--- Start PROVIDED DATA ---

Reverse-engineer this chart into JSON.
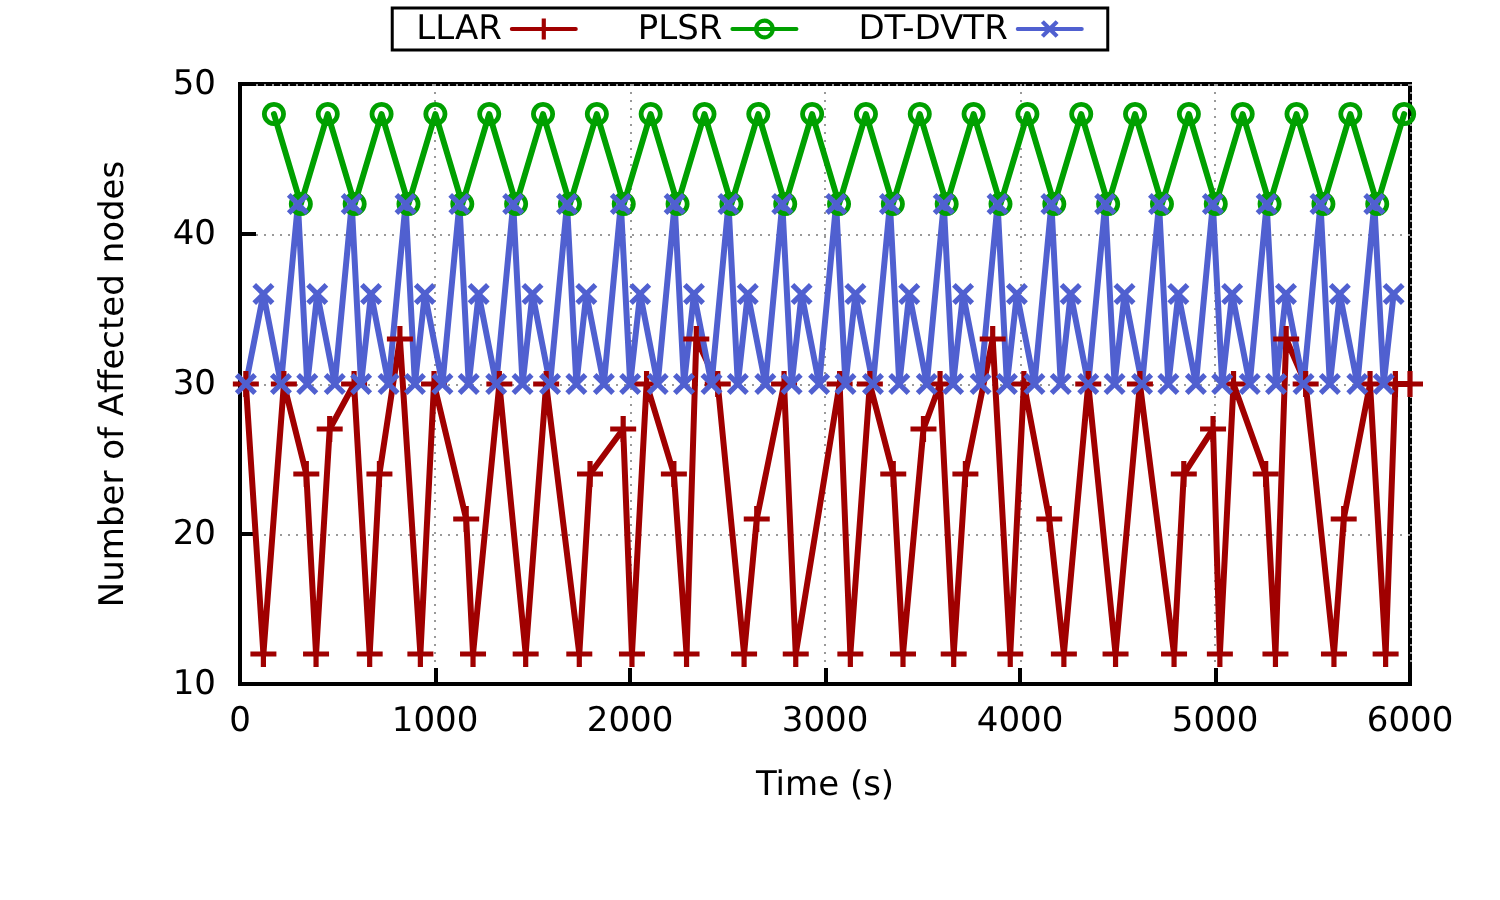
{
  "chart_data": {
    "type": "line",
    "xlabel": "Time (s)",
    "ylabel": "Number of Affected nodes",
    "xlim": [
      0,
      6000
    ],
    "xticks": [
      0,
      1000,
      2000,
      3000,
      4000,
      5000,
      6000
    ],
    "ylim": [
      10,
      50
    ],
    "yticks": [
      10,
      20,
      30,
      40,
      50
    ],
    "grid": true,
    "legend": "top",
    "line_style": "solid",
    "series": [
      {
        "name": "LLAR",
        "color": "#a00000",
        "marker": "plus",
        "x": [
          30,
          120,
          225,
          340,
          390,
          460,
          585,
          665,
          715,
          820,
          925,
          995,
          1160,
          1195,
          1330,
          1465,
          1570,
          1740,
          1795,
          1965,
          2010,
          2085,
          2225,
          2290,
          2340,
          2450,
          2585,
          2650,
          2790,
          2850,
          3075,
          3130,
          3230,
          3350,
          3400,
          3505,
          3590,
          3660,
          3720,
          3860,
          3950,
          4020,
          4150,
          4225,
          4350,
          4490,
          4615,
          4790,
          4840,
          4990,
          5025,
          5095,
          5260,
          5310,
          5365,
          5465,
          5610,
          5660,
          5795,
          5875,
          5925,
          6000
        ],
        "values": [
          30,
          12,
          30,
          24,
          12,
          27,
          30,
          12,
          24,
          33,
          12,
          30,
          21,
          12,
          30,
          12,
          30,
          12,
          24,
          27,
          12,
          30,
          24,
          12,
          33,
          30,
          12,
          21,
          30,
          12,
          30,
          12,
          30,
          24,
          12,
          27,
          30,
          12,
          24,
          33,
          12,
          30,
          21,
          12,
          30,
          12,
          30,
          12,
          24,
          27,
          12,
          30,
          24,
          12,
          33,
          30,
          12,
          21,
          30,
          12,
          30,
          30
        ]
      },
      {
        "name": "PLSR",
        "color": "#00a000",
        "marker": "circle",
        "x": [
          174,
          312,
          450,
          588,
          726,
          864,
          1002,
          1140,
          1278,
          1416,
          1554,
          1692,
          1830,
          1968,
          2106,
          2244,
          2382,
          2520,
          2658,
          2796,
          2934,
          3072,
          3210,
          3348,
          3486,
          3624,
          3762,
          3900,
          4038,
          4176,
          4314,
          4452,
          4590,
          4728,
          4866,
          5004,
          5142,
          5280,
          5418,
          5556,
          5694,
          5832,
          5970
        ],
        "values": [
          48,
          42,
          48,
          42,
          48,
          42,
          48,
          42,
          48,
          42,
          48,
          42,
          48,
          42,
          48,
          42,
          48,
          42,
          48,
          42,
          48,
          42,
          48,
          42,
          48,
          42,
          48,
          42,
          48,
          42,
          48,
          42,
          48,
          42,
          48,
          42,
          48,
          42,
          48,
          42,
          48,
          42,
          48
        ]
      },
      {
        "name": "DT-DVTR",
        "color": "#5060d0",
        "marker": "cross",
        "x": [
          30,
          120,
          210,
          297,
          345,
          396,
          486,
          573,
          621,
          672,
          762,
          849,
          897,
          948,
          1038,
          1125,
          1173,
          1224,
          1314,
          1401,
          1449,
          1500,
          1590,
          1677,
          1725,
          1776,
          1866,
          1953,
          2001,
          2052,
          2142,
          2229,
          2277,
          2328,
          2418,
          2505,
          2553,
          2604,
          2694,
          2781,
          2829,
          2880,
          2970,
          3057,
          3105,
          3156,
          3246,
          3333,
          3381,
          3432,
          3522,
          3609,
          3657,
          3708,
          3798,
          3885,
          3933,
          3984,
          4074,
          4161,
          4209,
          4260,
          4350,
          4437,
          4485,
          4536,
          4626,
          4713,
          4761,
          4812,
          4902,
          4989,
          5037,
          5088,
          5178,
          5265,
          5313,
          5364,
          5454,
          5541,
          5589,
          5640,
          5730,
          5817,
          5865,
          5916
        ],
        "values": [
          30,
          36,
          30,
          42,
          30,
          36,
          30,
          42,
          30,
          36,
          30,
          42,
          30,
          36,
          30,
          42,
          30,
          36,
          30,
          42,
          30,
          36,
          30,
          42,
          30,
          36,
          30,
          42,
          30,
          36,
          30,
          42,
          30,
          36,
          30,
          42,
          30,
          36,
          30,
          42,
          30,
          36,
          30,
          42,
          30,
          36,
          30,
          42,
          30,
          36,
          30,
          42,
          30,
          36,
          30,
          42,
          30,
          36,
          30,
          42,
          30,
          36,
          30,
          42,
          30,
          36,
          30,
          42,
          30,
          36,
          30,
          42,
          30,
          36,
          30,
          42,
          30,
          36,
          30,
          42,
          30,
          36,
          30,
          42,
          30,
          36
        ]
      }
    ]
  }
}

--- End PROVIDED DATA ---

- **PROBLEM REQUIREMENTS**
Look through the entries above; copy every line holding the string "marker".

- **FINISHED EXERCISE**
        "marker": "plus",
        "marker": "circle",
        "marker": "cross",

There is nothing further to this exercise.